What is being asked: Below are the records; reproduce all of them exactly but without any images.

=======

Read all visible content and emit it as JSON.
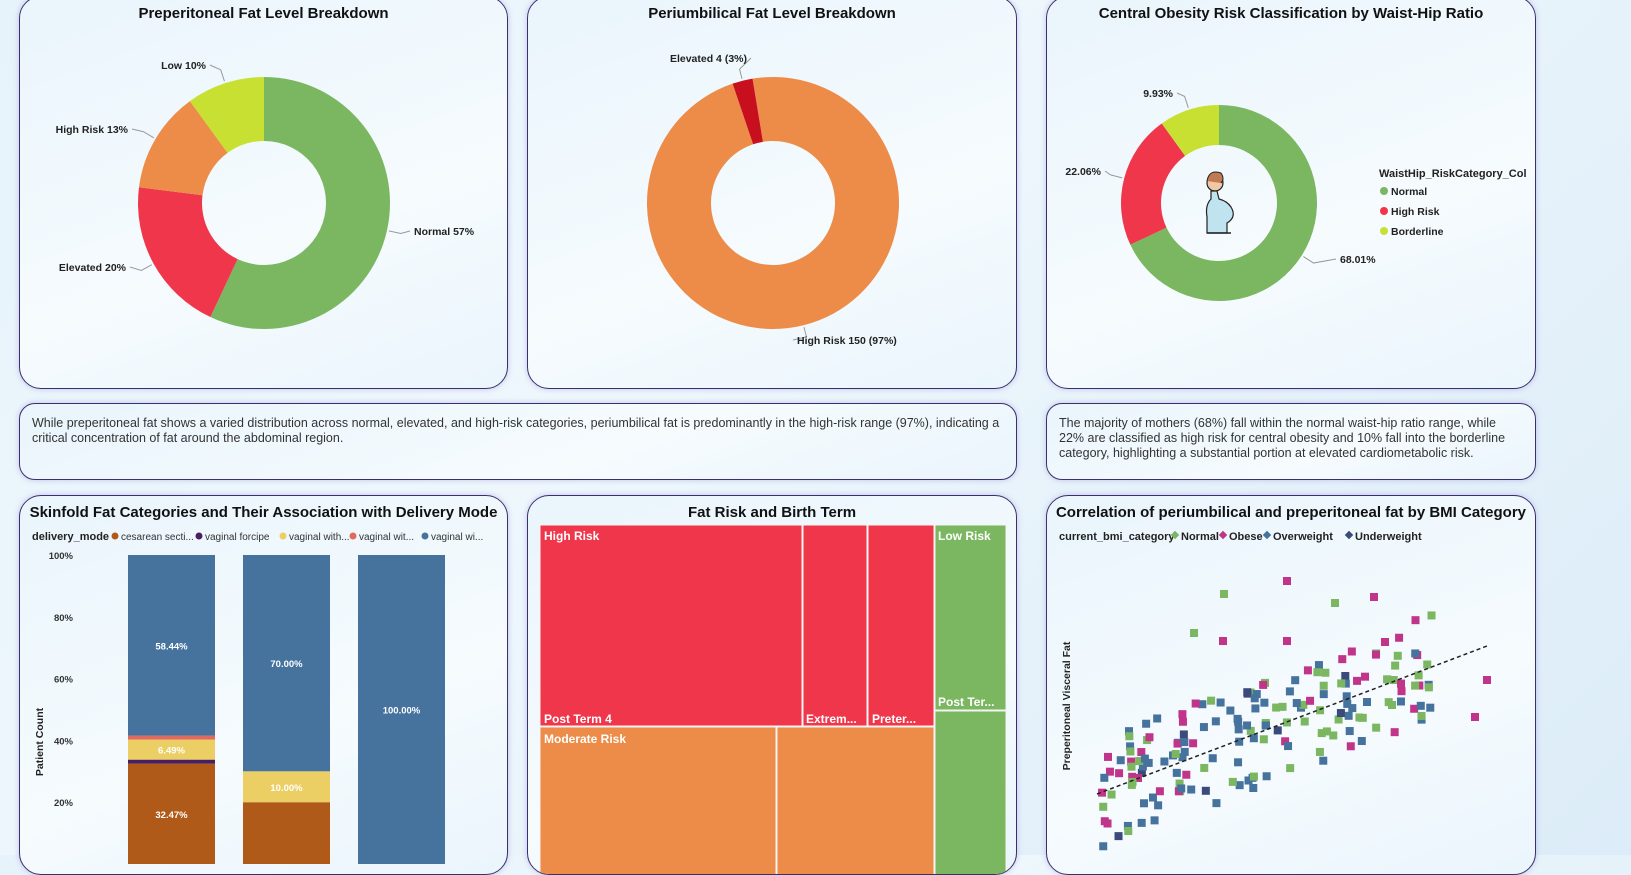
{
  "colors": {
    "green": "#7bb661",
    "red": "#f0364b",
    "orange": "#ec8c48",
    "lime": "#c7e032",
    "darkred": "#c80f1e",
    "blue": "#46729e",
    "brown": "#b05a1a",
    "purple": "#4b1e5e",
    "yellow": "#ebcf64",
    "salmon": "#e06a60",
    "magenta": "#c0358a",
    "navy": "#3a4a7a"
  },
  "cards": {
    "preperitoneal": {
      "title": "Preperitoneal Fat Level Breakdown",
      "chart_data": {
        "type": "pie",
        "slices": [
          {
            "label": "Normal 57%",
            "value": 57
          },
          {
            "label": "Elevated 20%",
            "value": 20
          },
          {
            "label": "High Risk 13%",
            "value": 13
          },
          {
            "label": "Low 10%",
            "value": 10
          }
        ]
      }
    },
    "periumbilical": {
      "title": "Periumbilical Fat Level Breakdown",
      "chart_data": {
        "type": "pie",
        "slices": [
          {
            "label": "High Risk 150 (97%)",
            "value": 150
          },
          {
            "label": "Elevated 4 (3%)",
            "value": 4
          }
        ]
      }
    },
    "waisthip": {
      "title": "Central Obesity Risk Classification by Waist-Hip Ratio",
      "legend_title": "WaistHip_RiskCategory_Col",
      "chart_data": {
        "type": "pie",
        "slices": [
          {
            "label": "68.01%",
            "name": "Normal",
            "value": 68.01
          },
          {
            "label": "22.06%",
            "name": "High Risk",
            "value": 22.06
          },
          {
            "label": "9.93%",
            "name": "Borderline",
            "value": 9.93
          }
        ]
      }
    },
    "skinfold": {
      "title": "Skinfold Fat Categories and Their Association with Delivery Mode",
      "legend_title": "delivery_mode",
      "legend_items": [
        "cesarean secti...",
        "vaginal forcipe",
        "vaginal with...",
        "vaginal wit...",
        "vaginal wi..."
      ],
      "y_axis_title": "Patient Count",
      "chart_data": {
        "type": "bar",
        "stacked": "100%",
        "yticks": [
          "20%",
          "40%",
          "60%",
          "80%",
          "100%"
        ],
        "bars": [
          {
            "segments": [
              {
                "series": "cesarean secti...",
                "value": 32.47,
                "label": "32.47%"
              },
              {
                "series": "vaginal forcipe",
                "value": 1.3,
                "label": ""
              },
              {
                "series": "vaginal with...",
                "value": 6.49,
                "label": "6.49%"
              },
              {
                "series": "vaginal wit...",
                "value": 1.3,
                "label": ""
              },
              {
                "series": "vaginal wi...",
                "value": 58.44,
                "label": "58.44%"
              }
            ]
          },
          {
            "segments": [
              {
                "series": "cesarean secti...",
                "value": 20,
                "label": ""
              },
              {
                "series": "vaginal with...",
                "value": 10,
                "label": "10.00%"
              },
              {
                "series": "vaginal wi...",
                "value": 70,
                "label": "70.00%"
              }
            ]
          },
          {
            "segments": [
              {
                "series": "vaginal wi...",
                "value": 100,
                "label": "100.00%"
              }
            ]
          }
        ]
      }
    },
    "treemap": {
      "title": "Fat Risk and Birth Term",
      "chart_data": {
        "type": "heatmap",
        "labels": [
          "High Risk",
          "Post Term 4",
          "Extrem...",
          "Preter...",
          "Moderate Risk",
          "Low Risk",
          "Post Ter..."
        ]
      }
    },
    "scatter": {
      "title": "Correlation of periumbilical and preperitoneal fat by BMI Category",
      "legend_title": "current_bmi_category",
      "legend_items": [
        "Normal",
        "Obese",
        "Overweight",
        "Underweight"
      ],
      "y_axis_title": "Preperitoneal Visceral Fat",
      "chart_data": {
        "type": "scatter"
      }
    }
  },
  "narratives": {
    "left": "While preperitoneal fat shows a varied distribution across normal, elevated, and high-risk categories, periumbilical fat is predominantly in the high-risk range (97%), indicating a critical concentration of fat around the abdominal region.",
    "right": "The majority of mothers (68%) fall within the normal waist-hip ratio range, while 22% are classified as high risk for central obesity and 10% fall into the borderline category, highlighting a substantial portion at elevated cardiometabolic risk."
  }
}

=======

Answer to the task:
Read all visible content and emit it as JSON.
{
  "colors": {
    "green": "#7bb661",
    "red": "#f0364b",
    "orange": "#ec8c48",
    "lime": "#c7e032",
    "darkred": "#c80f1e",
    "blue": "#46729e",
    "brown": "#b05a1a",
    "purple": "#4b1e5e",
    "yellow": "#ebcf64",
    "salmon": "#e06a60",
    "magenta": "#c0358a",
    "navy": "#3a4a7a"
  },
  "cards": {
    "preperitoneal": {
      "title": "Preperitoneal Fat Level Breakdown",
      "chart_data": {
        "type": "pie",
        "slices": [
          {
            "label": "Normal 57%",
            "value": 57
          },
          {
            "label": "Elevated 20%",
            "value": 20
          },
          {
            "label": "High Risk 13%",
            "value": 13
          },
          {
            "label": "Low 10%",
            "value": 10
          }
        ]
      }
    },
    "periumbilical": {
      "title": "Periumbilical Fat Level Breakdown",
      "chart_data": {
        "type": "pie",
        "slices": [
          {
            "label": "High Risk 150 (97%)",
            "value": 150
          },
          {
            "label": "Elevated 4 (3%)",
            "value": 4
          }
        ]
      }
    },
    "waisthip": {
      "title": "Central Obesity Risk Classification by Waist-Hip Ratio",
      "legend_title": "WaistHip_RiskCategory_Col",
      "chart_data": {
        "type": "pie",
        "slices": [
          {
            "label": "68.01%",
            "name": "Normal",
            "value": 68.01
          },
          {
            "label": "22.06%",
            "name": "High Risk",
            "value": 22.06
          },
          {
            "label": "9.93%",
            "name": "Borderline",
            "value": 9.93
          }
        ]
      }
    },
    "skinfold": {
      "title": "Skinfold Fat Categories and Their Association with Delivery Mode",
      "legend_title": "delivery_mode",
      "legend_items": [
        "cesarean secti...",
        "vaginal forcipe",
        "vaginal with...",
        "vaginal wit...",
        "vaginal wi..."
      ],
      "y_axis_title": "Patient Count",
      "chart_data": {
        "type": "bar",
        "stacked": "100%",
        "yticks": [
          "20%",
          "40%",
          "60%",
          "80%",
          "100%"
        ],
        "bars": [
          {
            "segments": [
              {
                "series": "cesarean secti...",
                "value": 32.47,
                "label": "32.47%"
              },
              {
                "series": "vaginal forcipe",
                "value": 1.3,
                "label": ""
              },
              {
                "series": "vaginal with...",
                "value": 6.49,
                "label": "6.49%"
              },
              {
                "series": "vaginal wit...",
                "value": 1.3,
                "label": ""
              },
              {
                "series": "vaginal wi...",
                "value": 58.44,
                "label": "58.44%"
              }
            ]
          },
          {
            "segments": [
              {
                "series": "cesarean secti...",
                "value": 20,
                "label": ""
              },
              {
                "series": "vaginal with...",
                "value": 10,
                "label": "10.00%"
              },
              {
                "series": "vaginal wi...",
                "value": 70,
                "label": "70.00%"
              }
            ]
          },
          {
            "segments": [
              {
                "series": "vaginal wi...",
                "value": 100,
                "label": "100.00%"
              }
            ]
          }
        ]
      }
    },
    "treemap": {
      "title": "Fat Risk and Birth Term",
      "chart_data": {
        "type": "heatmap",
        "labels": [
          "High Risk",
          "Post Term 4",
          "Extrem...",
          "Preter...",
          "Moderate Risk",
          "Low Risk",
          "Post Ter..."
        ]
      }
    },
    "scatter": {
      "title": "Correlation of periumbilical and preperitoneal fat by BMI Category",
      "legend_title": "current_bmi_category",
      "legend_items": [
        "Normal",
        "Obese",
        "Overweight",
        "Underweight"
      ],
      "y_axis_title": "Preperitoneal Visceral Fat",
      "chart_data": {
        "type": "scatter"
      }
    }
  },
  "narratives": {
    "left": "While preperitoneal fat shows a varied distribution across normal, elevated, and high-risk categories, periumbilical fat is predominantly in the high-risk range (97%), indicating a critical concentration of fat around the abdominal region.",
    "right": "The majority of mothers (68%) fall within the normal waist-hip ratio range, while 22% are classified as high risk for central obesity and 10% fall into the borderline category, highlighting a substantial portion at elevated cardiometabolic risk."
  }
}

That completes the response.